Given request
Reproduce the material word for word; the images stay out.

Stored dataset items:
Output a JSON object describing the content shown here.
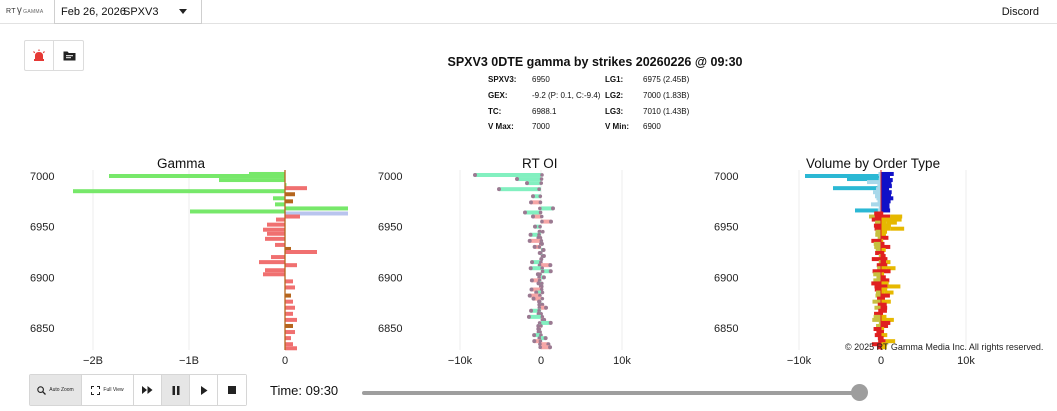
{
  "topbar": {
    "logo_rt": "RT",
    "logo_gamma": "GAMMA",
    "date": "Feb 26, 2026",
    "ticker": "SPXV3",
    "discord": "Discord"
  },
  "tools": [
    {
      "icon": "alarm-icon",
      "color": "#e53935"
    },
    {
      "icon": "folder-icon",
      "color": "#222222"
    }
  ],
  "header": {
    "title": "SPXV3 0DTE gamma by strikes 20260226 @ 09:30",
    "left": [
      {
        "key": "SPXV3:",
        "value": "6950"
      },
      {
        "key": "GEX:",
        "value": "-9.2 (P: 0.1, C:-9.4)"
      },
      {
        "key": "TC:",
        "value": "6988.1"
      },
      {
        "key": "V Max:",
        "value": "7000"
      }
    ],
    "right": [
      {
        "key": "LG1:",
        "value": "6975 (2.45B)"
      },
      {
        "key": "LG2:",
        "value": "7000 (1.83B)"
      },
      {
        "key": "LG3:",
        "value": "7010 (1.43B)"
      },
      {
        "key": "V Min:",
        "value": "6900"
      }
    ]
  },
  "colors": {
    "call_green": "#77e86a",
    "put_red": "#f07070",
    "brown": "#b5651d",
    "lavender": "#b9c4ee",
    "oi_green": "#82f0c0",
    "oi_red": "#f6a6a6",
    "dot": "#9b7a92",
    "vol_cyan": "#2bb8d4",
    "vol_lightblue": "#a8d8ea",
    "vol_navy": "#1010c8",
    "vol_yellow": "#e6b800",
    "vol_red": "#e02020",
    "vol_olive": "#c8c040"
  },
  "charts": [
    {
      "title": "Gamma",
      "x_ticks": [
        "−2B",
        "−1B",
        "0"
      ],
      "y_ticks": [
        "7000",
        "6950",
        "6900",
        "6850"
      ]
    },
    {
      "title": "RT OI",
      "x_ticks": [
        "−10k",
        "0",
        "10k"
      ],
      "y_ticks": [
        "7000",
        "6950",
        "6900",
        "6850"
      ]
    },
    {
      "title": "Volume by Order Type",
      "x_ticks": [
        "−10k",
        "0",
        "10k"
      ],
      "y_ticks": [
        "7000",
        "6950",
        "6900",
        "6850"
      ]
    }
  ],
  "copyright": "© 2025 RT Gamma Media Inc. All rights reserved.",
  "playback": {
    "auto_zoom": "Auto Zoom",
    "full_view": "Full View",
    "time_label": "Time: 09:30",
    "progress": 0.985
  }
}
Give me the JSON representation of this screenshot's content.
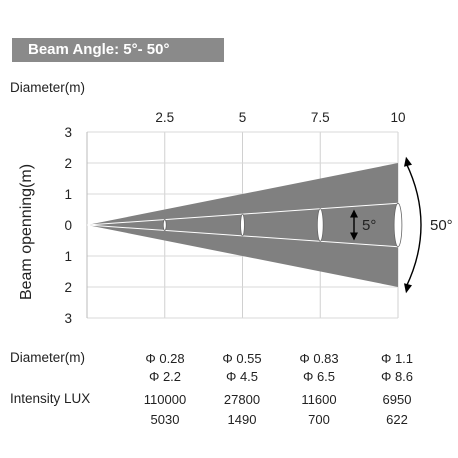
{
  "title": "Beam Angle: 5°- 50°",
  "chart_data": {
    "type": "area",
    "xlabel": "Diameter(m)",
    "ylabel": "Beam openning(m)",
    "x_ticks": [
      "2.5",
      "5",
      "7.5",
      "10"
    ],
    "y_ticks": [
      "3",
      "2",
      "1",
      "0",
      "1",
      "2",
      "3"
    ],
    "xlim": [
      0,
      10
    ],
    "ylim": [
      -3,
      3
    ],
    "wide_beam": {
      "angle": "50°",
      "x": [
        0,
        10
      ],
      "half_width": [
        0,
        2
      ]
    },
    "narrow_beam": {
      "angle": "5°",
      "x": [
        0,
        10
      ],
      "half_width": [
        0,
        0.7
      ]
    },
    "annotations": {
      "narrow": "5°",
      "wide": "50°"
    }
  },
  "table": {
    "diameter_label": "Diameter(m)",
    "intensity_label": "Intensity LUX",
    "diameter_narrow": [
      "Φ 0.28",
      "Φ 0.55",
      "Φ 0.83",
      "Φ 1.1"
    ],
    "diameter_wide": [
      "Φ 2.2",
      "Φ 4.5",
      "Φ 6.5",
      "Φ 8.6"
    ],
    "lux_narrow": [
      "110000",
      "27800",
      "11600",
      "6950"
    ],
    "lux_wide": [
      "5030",
      "1490",
      "700",
      "622"
    ]
  }
}
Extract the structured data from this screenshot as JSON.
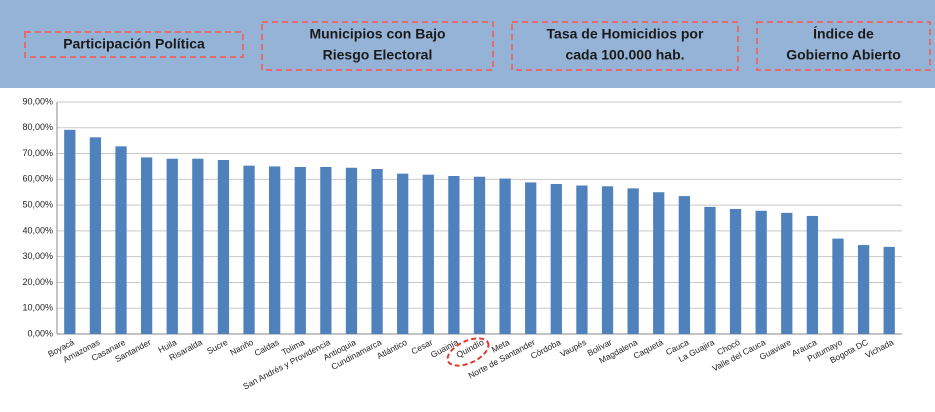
{
  "header": [
    [
      "Participación Política"
    ],
    [
      "Municipios con Bajo",
      "Riesgo Electoral"
    ],
    [
      "Tasa de Homicidios por",
      "cada 100.000 hab."
    ],
    [
      "Índice de",
      "Gobierno Abierto"
    ]
  ],
  "chart_data": {
    "type": "bar",
    "color": "#4f81bd",
    "grid": true,
    "categories": [
      "Boyacá",
      "Amazonas",
      "Casanare",
      "Santander",
      "Huila",
      "Risaralda",
      "Sucre",
      "Nariño",
      "Caldas",
      "Tolima",
      "San Andrés y Providencia",
      "Antioquia",
      "Cundinamarca",
      "Atlántico",
      "Cesar",
      "Guainía",
      "Quindío",
      "Meta",
      "Norte de Santander",
      "Córdoba",
      "Vaupés",
      "Bolívar",
      "Magdalena",
      "Caquetá",
      "Cauca",
      "La Guajira",
      "Chocó",
      "Valle del Cauca",
      "Guaviare",
      "Arauca",
      "Putumayo",
      "Bogota DC",
      "Vichada"
    ],
    "values": [
      79.2,
      76.3,
      72.8,
      68.5,
      68.0,
      68.0,
      67.5,
      65.3,
      65.0,
      64.8,
      64.8,
      64.5,
      64.0,
      62.2,
      61.8,
      61.3,
      61.0,
      60.3,
      58.8,
      58.2,
      57.6,
      57.3,
      56.5,
      55.0,
      53.5,
      49.3,
      48.5,
      47.8,
      47.0,
      45.8,
      37.0,
      34.5,
      33.8
    ],
    "ylim": [
      0,
      90
    ],
    "yticks": [
      {
        "value": 0,
        "label": "0,00%"
      },
      {
        "value": 10,
        "label": "10,00%"
      },
      {
        "value": 20,
        "label": "20,00%"
      },
      {
        "value": 30,
        "label": "30,00%"
      },
      {
        "value": 40,
        "label": "40,00%"
      },
      {
        "value": 50,
        "label": "50,00%"
      },
      {
        "value": 60,
        "label": "60,00%"
      },
      {
        "value": 70,
        "label": "70,00%"
      },
      {
        "value": 80,
        "label": "80,00%"
      },
      {
        "value": 90,
        "label": "90,00%"
      }
    ]
  }
}
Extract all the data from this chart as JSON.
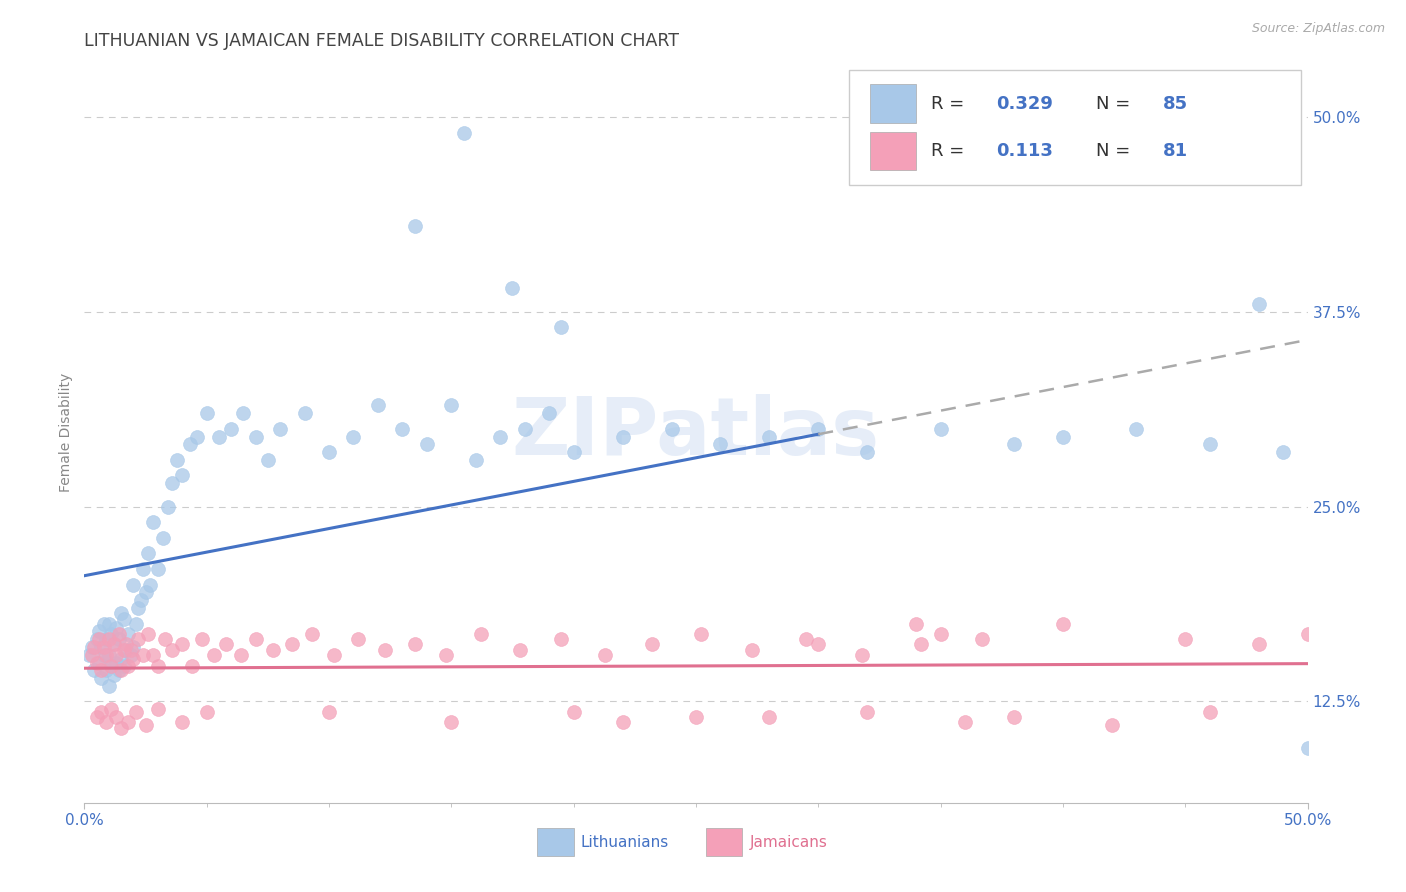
{
  "title": "LITHUANIAN VS JAMAICAN FEMALE DISABILITY CORRELATION CHART",
  "source": "Source: ZipAtlas.com",
  "ylabel": "Female Disability",
  "xlim": [
    0.0,
    0.5
  ],
  "ylim": [
    0.06,
    0.535
  ],
  "ytick_labels": [
    "12.5%",
    "25.0%",
    "37.5%",
    "50.0%"
  ],
  "ytick_positions": [
    0.125,
    0.25,
    0.375,
    0.5
  ],
  "watermark": "ZIPatlas",
  "lithuanian_color": "#A8C8E8",
  "jamaican_color": "#F4A0B8",
  "lithuanian_line_color": "#4472C4",
  "jamaican_line_color": "#E07090",
  "R_lithuanian": 0.329,
  "N_lithuanian": 85,
  "R_jamaican": 0.113,
  "N_jamaican": 81,
  "legend_color": "#4472C4",
  "background_color": "#FFFFFF",
  "grid_color": "#CCCCCC",
  "title_color": "#444444",
  "title_fontsize": 12.5,
  "axis_label_color": "#4472C4",
  "axis_label_fontsize": 11
}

The answer
Output a JSON object describing the content shown here.
{
  "topbar": {
    "logo_rt": "RT",
    "logo_gamma": "GAMMA",
    "date": "Feb 26, 2026",
    "ticker": "SPXV3",
    "discord": "Discord"
  },
  "tools": [
    {
      "icon": "alarm-icon",
      "color": "#e53935"
    },
    {
      "icon": "folder-icon",
      "color": "#222222"
    }
  ],
  "header": {
    "title": "SPXV3 0DTE gamma by strikes 20260226 @ 09:30",
    "left": [
      {
        "key": "SPXV3:",
        "value": "6950"
      },
      {
        "key": "GEX:",
        "value": "-9.2 (P: 0.1, C:-9.4)"
      },
      {
        "key": "TC:",
        "value": "6988.1"
      },
      {
        "key": "V Max:",
        "value": "7000"
      }
    ],
    "right": [
      {
        "key": "LG1:",
        "value": "6975 (2.45B)"
      },
      {
        "key": "LG2:",
        "value": "7000 (1.83B)"
      },
      {
        "key": "LG3:",
        "value": "7010 (1.43B)"
      },
      {
        "key": "V Min:",
        "value": "6900"
      }
    ]
  },
  "colors": {
    "call_green": "#77e86a",
    "put_red": "#f07070",
    "brown": "#b5651d",
    "lavender": "#b9c4ee",
    "oi_green": "#82f0c0",
    "oi_red": "#f6a6a6",
    "dot": "#9b7a92",
    "vol_cyan": "#2bb8d4",
    "vol_lightblue": "#a8d8ea",
    "vol_navy": "#1010c8",
    "vol_yellow": "#e6b800",
    "vol_red": "#e02020",
    "vol_olive": "#c8c040"
  },
  "charts": [
    {
      "title": "Gamma",
      "x_ticks": [
        "−2B",
        "−1B",
        "0"
      ],
      "y_ticks": [
        "7000",
        "6950",
        "6900",
        "6850"
      ]
    },
    {
      "title": "RT OI",
      "x_ticks": [
        "−10k",
        "0",
        "10k"
      ],
      "y_ticks": [
        "7000",
        "6950",
        "6900",
        "6850"
      ]
    },
    {
      "title": "Volume by Order Type",
      "x_ticks": [
        "−10k",
        "0",
        "10k"
      ],
      "y_ticks": [
        "7000",
        "6950",
        "6900",
        "6850"
      ]
    }
  ],
  "copyright": "© 2025 RT Gamma Media Inc. All rights reserved.",
  "playback": {
    "auto_zoom": "Auto Zoom",
    "full_view": "Full View",
    "time_label": "Time: 09:30",
    "progress": 0.985
  }
}
Give me the JSON representation of this screenshot's content.
{
  "title": "Beam Angle: 5°- 50°",
  "chart_data": {
    "type": "area",
    "xlabel": "Diameter(m)",
    "ylabel": "Beam openning(m)",
    "x_ticks": [
      "2.5",
      "5",
      "7.5",
      "10"
    ],
    "y_ticks": [
      "3",
      "2",
      "1",
      "0",
      "1",
      "2",
      "3"
    ],
    "xlim": [
      0,
      10
    ],
    "ylim": [
      -3,
      3
    ],
    "wide_beam": {
      "angle": "50°",
      "x": [
        0,
        10
      ],
      "half_width": [
        0,
        2
      ]
    },
    "narrow_beam": {
      "angle": "5°",
      "x": [
        0,
        10
      ],
      "half_width": [
        0,
        0.7
      ]
    },
    "annotations": {
      "narrow": "5°",
      "wide": "50°"
    }
  },
  "table": {
    "diameter_label": "Diameter(m)",
    "intensity_label": "Intensity LUX",
    "diameter_narrow": [
      "Φ 0.28",
      "Φ 0.55",
      "Φ 0.83",
      "Φ 1.1"
    ],
    "diameter_wide": [
      "Φ 2.2",
      "Φ 4.5",
      "Φ 6.5",
      "Φ 8.6"
    ],
    "lux_narrow": [
      "110000",
      "27800",
      "11600",
      "6950"
    ],
    "lux_wide": [
      "5030",
      "1490",
      "700",
      "622"
    ]
  }
}
Extract the structured data from this screenshot as JSON.
{
  "header": [
    [
      "Participación Política"
    ],
    [
      "Municipios con Bajo",
      "Riesgo Electoral"
    ],
    [
      "Tasa de Homicidios por",
      "cada 100.000 hab."
    ],
    [
      "Índice de",
      "Gobierno Abierto"
    ]
  ],
  "chart_data": {
    "type": "bar",
    "color": "#4f81bd",
    "grid": true,
    "categories": [
      "Boyacá",
      "Amazonas",
      "Casanare",
      "Santander",
      "Huila",
      "Risaralda",
      "Sucre",
      "Nariño",
      "Caldas",
      "Tolima",
      "San Andrés y Providencia",
      "Antioquia",
      "Cundinamarca",
      "Atlántico",
      "Cesar",
      "Guainía",
      "Quindío",
      "Meta",
      "Norte de Santander",
      "Córdoba",
      "Vaupés",
      "Bolívar",
      "Magdalena",
      "Caquetá",
      "Cauca",
      "La Guajira",
      "Chocó",
      "Valle del Cauca",
      "Guaviare",
      "Arauca",
      "Putumayo",
      "Bogota DC",
      "Vichada"
    ],
    "values": [
      79.2,
      76.3,
      72.8,
      68.5,
      68.0,
      68.0,
      67.5,
      65.3,
      65.0,
      64.8,
      64.8,
      64.5,
      64.0,
      62.2,
      61.8,
      61.3,
      61.0,
      60.3,
      58.8,
      58.2,
      57.6,
      57.3,
      56.5,
      55.0,
      53.5,
      49.3,
      48.5,
      47.8,
      47.0,
      45.8,
      37.0,
      34.5,
      33.8
    ],
    "ylim": [
      0,
      90
    ],
    "yticks": [
      {
        "value": 0,
        "label": "0,00%"
      },
      {
        "value": 10,
        "label": "10,00%"
      },
      {
        "value": 20,
        "label": "20,00%"
      },
      {
        "value": 30,
        "label": "30,00%"
      },
      {
        "value": 40,
        "label": "40,00%"
      },
      {
        "value": 50,
        "label": "50,00%"
      },
      {
        "value": 60,
        "label": "60,00%"
      },
      {
        "value": 70,
        "label": "70,00%"
      },
      {
        "value": 80,
        "label": "80,00%"
      },
      {
        "value": 90,
        "label": "90,00%"
      }
    ]
  }
}
Extract all the data from this chart as JSON.
{
  "title": "LITHUANIAN VS JAMAICAN FEMALE DISABILITY CORRELATION CHART",
  "source": "Source: ZipAtlas.com",
  "ylabel": "Female Disability",
  "xlim": [
    0.0,
    0.5
  ],
  "ylim": [
    0.06,
    0.535
  ],
  "ytick_labels": [
    "12.5%",
    "25.0%",
    "37.5%",
    "50.0%"
  ],
  "ytick_positions": [
    0.125,
    0.25,
    0.375,
    0.5
  ],
  "watermark": "ZIPatlas",
  "lithuanian_color": "#A8C8E8",
  "jamaican_color": "#F4A0B8",
  "lithuanian_line_color": "#4472C4",
  "jamaican_line_color": "#E07090",
  "R_lithuanian": 0.329,
  "N_lithuanian": 85,
  "R_jamaican": 0.113,
  "N_jamaican": 81,
  "legend_color": "#4472C4",
  "background_color": "#FFFFFF",
  "grid_color": "#CCCCCC",
  "title_color": "#444444",
  "title_fontsize": 12.5,
  "axis_label_color": "#4472C4",
  "axis_label_fontsize": 11
}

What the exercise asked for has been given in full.